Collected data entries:
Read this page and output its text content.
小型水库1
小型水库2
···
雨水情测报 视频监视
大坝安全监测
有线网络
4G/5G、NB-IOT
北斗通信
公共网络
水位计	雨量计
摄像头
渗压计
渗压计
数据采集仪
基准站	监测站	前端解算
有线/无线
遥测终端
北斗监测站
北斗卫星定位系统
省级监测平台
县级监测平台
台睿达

» **Goal**
Write out every line of the material again, exactly as it reads.

» **Task response**
Read this page and output its text content.
小型水库1
小型水库2
···
雨水情测报 视频监视
大坝安全监测
有线网络
4G/5G、NB-IOT
北斗通信
公共网络
水位计	雨量计
摄像头
渗压计
渗压计
数据采集仪
基准站	监测站	前端解算
有线/无线
遥测终端
北斗监测站
北斗卫星定位系统
省级监测平台
县级监测平台
台睿达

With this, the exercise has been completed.